## What is expected
Show every line where "Accuracy" occurs.

## Provided data

↓

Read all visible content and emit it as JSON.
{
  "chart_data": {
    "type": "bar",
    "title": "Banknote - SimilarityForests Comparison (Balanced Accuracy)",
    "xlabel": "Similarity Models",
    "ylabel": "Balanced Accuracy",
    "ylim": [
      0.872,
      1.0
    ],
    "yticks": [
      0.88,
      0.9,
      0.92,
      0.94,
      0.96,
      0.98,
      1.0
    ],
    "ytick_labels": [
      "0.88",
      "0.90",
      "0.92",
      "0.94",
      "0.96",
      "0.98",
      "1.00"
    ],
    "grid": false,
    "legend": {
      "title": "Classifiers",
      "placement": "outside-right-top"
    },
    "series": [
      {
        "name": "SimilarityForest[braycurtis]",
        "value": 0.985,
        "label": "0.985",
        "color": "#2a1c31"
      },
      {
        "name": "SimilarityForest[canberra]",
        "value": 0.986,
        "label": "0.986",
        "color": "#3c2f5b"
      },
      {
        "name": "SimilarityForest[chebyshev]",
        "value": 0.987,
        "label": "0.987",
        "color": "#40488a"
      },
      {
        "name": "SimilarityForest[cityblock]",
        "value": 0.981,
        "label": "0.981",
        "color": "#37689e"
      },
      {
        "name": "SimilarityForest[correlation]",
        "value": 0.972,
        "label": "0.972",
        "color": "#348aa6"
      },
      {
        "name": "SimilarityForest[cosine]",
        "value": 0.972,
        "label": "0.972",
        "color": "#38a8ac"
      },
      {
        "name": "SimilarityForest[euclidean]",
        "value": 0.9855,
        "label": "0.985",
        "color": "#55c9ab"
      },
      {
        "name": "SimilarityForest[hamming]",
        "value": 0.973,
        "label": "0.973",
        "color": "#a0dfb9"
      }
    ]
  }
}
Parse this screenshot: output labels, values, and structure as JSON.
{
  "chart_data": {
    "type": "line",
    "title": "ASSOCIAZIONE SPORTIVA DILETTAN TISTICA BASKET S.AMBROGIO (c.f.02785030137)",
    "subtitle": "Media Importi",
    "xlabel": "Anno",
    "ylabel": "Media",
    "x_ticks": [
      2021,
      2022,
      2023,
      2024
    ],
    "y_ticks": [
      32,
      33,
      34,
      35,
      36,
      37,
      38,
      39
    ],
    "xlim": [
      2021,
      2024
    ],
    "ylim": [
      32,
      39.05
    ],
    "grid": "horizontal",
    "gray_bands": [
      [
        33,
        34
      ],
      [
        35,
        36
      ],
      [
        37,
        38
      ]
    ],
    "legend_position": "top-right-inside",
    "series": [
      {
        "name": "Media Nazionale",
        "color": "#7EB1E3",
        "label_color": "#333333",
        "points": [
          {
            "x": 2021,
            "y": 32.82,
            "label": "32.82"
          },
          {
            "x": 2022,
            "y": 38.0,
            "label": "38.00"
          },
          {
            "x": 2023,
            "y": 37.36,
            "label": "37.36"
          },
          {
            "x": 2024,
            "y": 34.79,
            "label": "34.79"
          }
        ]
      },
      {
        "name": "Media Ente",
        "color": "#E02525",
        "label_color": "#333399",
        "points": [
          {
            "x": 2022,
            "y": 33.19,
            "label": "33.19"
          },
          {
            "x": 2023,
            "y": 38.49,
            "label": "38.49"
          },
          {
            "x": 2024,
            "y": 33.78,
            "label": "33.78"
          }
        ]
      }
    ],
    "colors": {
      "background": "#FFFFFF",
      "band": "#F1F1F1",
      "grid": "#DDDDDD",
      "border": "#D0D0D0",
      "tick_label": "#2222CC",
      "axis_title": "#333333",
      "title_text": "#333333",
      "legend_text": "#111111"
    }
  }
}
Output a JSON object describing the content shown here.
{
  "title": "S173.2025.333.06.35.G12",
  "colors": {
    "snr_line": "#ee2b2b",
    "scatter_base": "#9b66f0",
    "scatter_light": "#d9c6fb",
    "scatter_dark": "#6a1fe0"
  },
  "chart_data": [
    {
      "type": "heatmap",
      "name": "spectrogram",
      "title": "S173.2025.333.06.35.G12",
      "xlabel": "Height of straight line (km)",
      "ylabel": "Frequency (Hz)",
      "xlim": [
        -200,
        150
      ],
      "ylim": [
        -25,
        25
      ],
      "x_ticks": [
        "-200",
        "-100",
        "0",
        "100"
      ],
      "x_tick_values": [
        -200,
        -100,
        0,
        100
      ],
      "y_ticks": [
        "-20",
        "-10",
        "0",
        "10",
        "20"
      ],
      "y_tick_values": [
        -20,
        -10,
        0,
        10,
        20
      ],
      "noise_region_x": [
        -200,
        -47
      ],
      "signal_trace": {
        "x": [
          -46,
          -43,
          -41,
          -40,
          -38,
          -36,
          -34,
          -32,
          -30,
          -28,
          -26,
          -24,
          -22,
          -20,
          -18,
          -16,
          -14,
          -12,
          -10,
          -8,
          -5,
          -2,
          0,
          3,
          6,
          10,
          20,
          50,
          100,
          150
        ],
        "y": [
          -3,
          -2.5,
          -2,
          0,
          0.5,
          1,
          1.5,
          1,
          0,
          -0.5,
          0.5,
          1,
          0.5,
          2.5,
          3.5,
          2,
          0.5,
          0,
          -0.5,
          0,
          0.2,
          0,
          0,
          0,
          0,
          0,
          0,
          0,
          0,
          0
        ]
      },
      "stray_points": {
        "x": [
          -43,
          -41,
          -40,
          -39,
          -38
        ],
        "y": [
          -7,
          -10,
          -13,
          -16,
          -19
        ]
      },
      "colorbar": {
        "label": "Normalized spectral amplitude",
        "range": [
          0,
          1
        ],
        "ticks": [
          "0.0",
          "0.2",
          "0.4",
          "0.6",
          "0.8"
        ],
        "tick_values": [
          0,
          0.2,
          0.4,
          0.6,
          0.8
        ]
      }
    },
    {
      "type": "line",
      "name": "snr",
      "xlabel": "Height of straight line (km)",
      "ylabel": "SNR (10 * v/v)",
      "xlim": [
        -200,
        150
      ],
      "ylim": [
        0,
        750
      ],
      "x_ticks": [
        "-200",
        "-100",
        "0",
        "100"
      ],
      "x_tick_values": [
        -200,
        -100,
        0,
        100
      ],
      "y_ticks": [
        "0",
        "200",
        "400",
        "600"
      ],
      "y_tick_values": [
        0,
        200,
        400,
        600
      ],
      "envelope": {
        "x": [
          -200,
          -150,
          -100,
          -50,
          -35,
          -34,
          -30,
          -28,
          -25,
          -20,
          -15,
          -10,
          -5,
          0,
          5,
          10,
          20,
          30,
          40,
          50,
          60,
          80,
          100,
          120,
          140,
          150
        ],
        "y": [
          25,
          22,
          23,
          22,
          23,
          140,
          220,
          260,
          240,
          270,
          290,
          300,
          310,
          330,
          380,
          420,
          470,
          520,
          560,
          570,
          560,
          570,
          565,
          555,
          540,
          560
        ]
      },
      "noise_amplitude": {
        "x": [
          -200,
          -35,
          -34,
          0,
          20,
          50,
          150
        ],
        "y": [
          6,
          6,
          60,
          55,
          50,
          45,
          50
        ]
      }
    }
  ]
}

↑

## Task solution
    "title": "Banknote - SimilarityForests Comparison (Balanced Accuracy)",
    "ylabel": "Balanced Accuracy",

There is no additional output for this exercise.